<<<<
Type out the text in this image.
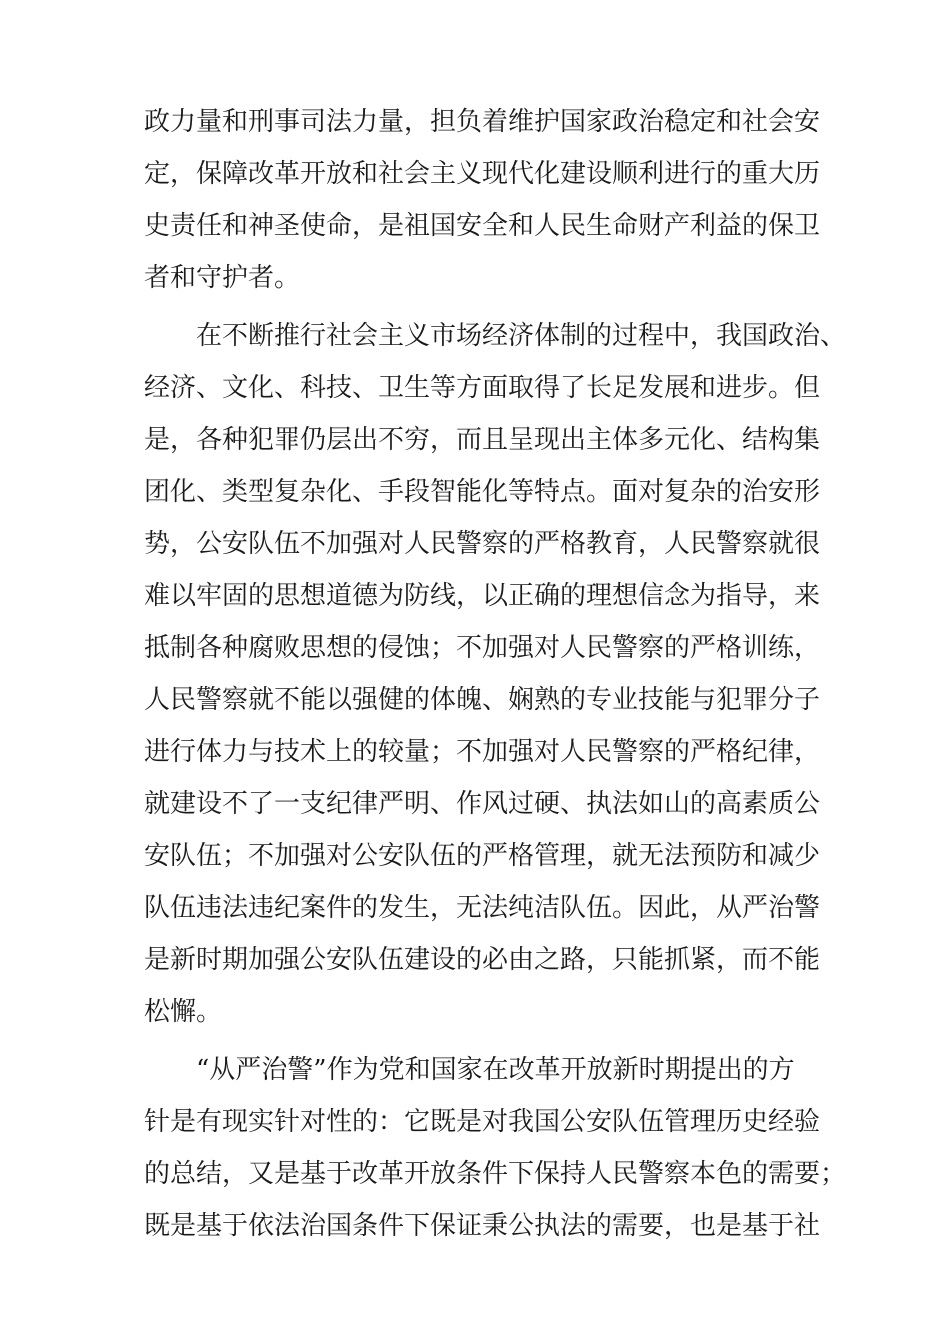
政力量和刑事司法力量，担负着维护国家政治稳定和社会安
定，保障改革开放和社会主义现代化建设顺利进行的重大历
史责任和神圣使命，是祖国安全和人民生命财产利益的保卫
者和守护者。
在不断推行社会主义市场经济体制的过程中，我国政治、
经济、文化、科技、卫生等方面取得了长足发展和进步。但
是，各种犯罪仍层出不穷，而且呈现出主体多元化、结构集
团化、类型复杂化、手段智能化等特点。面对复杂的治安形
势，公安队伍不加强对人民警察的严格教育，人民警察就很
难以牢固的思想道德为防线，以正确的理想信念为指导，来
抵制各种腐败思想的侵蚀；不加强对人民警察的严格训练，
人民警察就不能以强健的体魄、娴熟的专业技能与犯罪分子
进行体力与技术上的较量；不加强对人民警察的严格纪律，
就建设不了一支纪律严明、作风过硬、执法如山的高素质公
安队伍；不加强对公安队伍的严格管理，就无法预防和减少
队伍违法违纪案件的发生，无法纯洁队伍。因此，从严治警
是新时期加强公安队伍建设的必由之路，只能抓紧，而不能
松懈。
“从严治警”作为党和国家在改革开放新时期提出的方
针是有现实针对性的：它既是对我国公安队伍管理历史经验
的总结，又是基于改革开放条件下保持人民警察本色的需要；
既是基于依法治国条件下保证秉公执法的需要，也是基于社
>>>>
<<<<
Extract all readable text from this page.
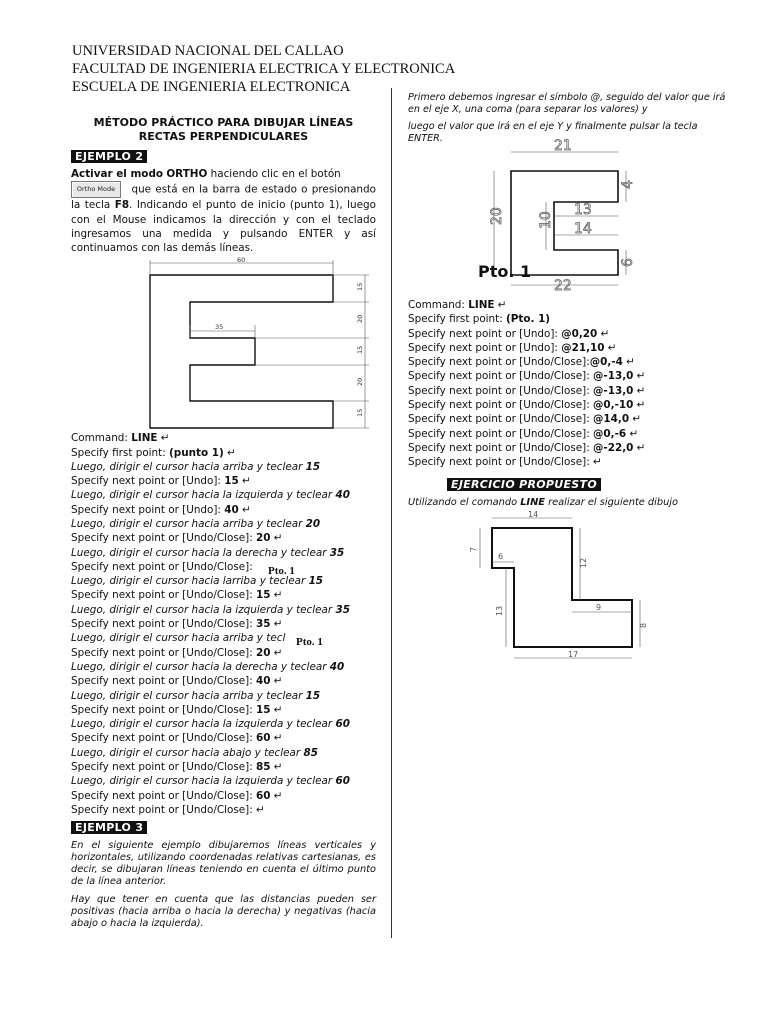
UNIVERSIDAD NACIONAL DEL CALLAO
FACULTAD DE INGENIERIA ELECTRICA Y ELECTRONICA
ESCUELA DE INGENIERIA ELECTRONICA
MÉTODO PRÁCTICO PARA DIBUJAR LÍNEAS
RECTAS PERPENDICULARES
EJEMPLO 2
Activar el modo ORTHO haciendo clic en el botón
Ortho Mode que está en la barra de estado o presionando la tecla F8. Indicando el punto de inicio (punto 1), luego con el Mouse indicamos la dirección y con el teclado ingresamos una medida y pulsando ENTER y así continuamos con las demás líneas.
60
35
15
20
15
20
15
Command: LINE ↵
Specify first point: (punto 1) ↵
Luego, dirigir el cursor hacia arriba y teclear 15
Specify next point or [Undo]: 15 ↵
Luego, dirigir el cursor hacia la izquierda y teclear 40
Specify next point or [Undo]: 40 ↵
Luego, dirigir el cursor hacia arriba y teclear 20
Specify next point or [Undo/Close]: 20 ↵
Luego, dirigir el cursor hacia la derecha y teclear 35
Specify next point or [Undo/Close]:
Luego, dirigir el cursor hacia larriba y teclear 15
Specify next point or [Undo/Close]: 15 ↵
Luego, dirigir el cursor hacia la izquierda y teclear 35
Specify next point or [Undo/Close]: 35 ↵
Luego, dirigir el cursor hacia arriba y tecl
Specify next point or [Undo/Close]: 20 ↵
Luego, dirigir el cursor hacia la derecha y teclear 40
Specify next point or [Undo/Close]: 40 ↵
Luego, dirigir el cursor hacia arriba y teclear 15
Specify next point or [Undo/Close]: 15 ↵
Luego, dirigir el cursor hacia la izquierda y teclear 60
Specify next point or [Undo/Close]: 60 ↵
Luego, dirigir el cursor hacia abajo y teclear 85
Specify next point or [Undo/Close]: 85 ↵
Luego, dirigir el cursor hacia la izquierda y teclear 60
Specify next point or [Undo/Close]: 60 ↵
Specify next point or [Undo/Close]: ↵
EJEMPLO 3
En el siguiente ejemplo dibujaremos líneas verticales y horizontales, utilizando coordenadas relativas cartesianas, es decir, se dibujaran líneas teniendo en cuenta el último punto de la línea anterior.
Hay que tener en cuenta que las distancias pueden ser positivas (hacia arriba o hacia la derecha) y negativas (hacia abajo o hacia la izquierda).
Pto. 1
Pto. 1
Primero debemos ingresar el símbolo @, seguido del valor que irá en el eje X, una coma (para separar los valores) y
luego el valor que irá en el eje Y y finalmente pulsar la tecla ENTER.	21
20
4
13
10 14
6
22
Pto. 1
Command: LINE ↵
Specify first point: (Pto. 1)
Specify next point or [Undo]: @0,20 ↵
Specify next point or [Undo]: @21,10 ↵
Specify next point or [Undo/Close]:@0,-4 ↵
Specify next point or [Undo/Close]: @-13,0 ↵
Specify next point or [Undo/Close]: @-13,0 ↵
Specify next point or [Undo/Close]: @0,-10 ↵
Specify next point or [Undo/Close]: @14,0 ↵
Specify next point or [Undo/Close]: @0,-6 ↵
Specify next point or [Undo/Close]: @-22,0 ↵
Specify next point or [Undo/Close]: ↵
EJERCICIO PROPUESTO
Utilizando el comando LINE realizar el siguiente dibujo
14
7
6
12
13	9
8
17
>>>>
## [GOAL]
List all lines holding the string "INGENIERIA".

## [RESULT]
FACULTAD DE INGENIERIA ELECTRICA Y ELECTRONICA
ESCUELA DE INGENIERIA ELECTRONICA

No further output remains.